**Work to do:**
Filter the entries below, keeping every line that has the word "شنطة".

**Data provided:**
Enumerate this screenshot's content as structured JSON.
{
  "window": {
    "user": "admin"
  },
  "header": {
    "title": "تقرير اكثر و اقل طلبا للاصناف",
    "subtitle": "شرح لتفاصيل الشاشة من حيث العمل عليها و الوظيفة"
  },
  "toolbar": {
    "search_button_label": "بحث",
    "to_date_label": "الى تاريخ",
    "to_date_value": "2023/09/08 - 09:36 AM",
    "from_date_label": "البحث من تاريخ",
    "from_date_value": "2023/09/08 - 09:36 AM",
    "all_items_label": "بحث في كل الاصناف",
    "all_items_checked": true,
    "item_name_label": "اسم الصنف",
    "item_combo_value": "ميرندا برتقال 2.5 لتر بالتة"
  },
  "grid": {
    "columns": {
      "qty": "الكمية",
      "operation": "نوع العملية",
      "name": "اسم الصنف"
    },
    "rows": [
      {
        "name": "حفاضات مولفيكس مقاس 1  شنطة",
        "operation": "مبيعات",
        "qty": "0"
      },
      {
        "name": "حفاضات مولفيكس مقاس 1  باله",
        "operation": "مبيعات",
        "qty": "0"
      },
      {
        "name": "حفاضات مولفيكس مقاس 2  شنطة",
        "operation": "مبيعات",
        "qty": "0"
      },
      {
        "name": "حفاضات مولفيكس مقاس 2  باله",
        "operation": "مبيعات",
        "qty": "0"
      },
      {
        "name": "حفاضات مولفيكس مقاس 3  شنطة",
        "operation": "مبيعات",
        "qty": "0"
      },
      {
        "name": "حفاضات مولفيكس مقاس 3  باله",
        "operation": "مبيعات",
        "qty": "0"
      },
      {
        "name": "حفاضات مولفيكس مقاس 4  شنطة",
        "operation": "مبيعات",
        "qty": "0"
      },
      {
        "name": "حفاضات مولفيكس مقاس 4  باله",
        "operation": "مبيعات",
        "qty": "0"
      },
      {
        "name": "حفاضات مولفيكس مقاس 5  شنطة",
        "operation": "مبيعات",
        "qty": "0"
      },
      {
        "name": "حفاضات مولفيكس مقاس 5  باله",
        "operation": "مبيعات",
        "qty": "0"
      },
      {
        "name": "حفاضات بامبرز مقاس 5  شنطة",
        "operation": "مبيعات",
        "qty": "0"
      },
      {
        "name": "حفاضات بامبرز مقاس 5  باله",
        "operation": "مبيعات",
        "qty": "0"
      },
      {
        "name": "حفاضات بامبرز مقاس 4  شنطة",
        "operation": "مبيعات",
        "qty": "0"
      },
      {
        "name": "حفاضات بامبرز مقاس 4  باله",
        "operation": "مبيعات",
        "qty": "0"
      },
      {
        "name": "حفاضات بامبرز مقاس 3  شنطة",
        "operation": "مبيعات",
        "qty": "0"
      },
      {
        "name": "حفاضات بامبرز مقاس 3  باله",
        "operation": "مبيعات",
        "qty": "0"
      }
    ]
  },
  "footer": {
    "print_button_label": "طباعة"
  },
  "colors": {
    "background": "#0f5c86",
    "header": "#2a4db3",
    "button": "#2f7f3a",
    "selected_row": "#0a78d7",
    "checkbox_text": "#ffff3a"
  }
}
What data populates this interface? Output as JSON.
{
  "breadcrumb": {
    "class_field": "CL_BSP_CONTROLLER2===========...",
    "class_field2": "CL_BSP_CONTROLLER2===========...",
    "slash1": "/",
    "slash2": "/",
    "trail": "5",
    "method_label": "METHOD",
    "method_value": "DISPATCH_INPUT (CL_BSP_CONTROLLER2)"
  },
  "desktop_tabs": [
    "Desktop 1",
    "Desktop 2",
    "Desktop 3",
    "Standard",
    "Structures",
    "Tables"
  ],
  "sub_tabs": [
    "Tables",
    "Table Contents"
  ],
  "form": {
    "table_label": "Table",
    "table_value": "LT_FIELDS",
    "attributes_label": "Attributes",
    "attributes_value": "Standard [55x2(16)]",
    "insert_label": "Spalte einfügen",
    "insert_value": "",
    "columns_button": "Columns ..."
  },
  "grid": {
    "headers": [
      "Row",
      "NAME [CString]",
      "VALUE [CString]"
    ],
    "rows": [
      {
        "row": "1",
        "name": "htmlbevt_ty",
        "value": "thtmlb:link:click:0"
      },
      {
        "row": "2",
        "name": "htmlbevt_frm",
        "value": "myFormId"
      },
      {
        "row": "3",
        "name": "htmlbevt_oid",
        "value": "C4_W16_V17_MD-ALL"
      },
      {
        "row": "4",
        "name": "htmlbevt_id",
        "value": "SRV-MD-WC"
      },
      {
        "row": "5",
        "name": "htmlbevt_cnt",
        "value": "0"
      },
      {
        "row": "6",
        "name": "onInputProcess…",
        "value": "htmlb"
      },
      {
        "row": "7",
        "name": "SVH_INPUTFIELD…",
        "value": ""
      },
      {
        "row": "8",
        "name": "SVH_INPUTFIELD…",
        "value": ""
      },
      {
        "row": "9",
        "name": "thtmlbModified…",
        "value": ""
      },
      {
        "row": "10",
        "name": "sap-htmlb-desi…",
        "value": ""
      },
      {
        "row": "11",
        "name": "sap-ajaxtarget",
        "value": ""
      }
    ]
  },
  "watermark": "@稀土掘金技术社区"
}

**Answer:**
        "name": "حفاضات مولفيكس مقاس 1  شنطة",
        "name": "حفاضات مولفيكس مقاس 2  شنطة",
        "name": "حفاضات مولفيكس مقاس 3  شنطة",
        "name": "حفاضات مولفيكس مقاس 4  شنطة",
        "name": "حفاضات مولفيكس مقاس 5  شنطة",
        "name": "حفاضات بامبرز مقاس 5  شنطة",
        "name": "حفاضات بامبرز مقاس 4  شنطة",
        "name": "حفاضات بامبرز مقاس 3  شنطة",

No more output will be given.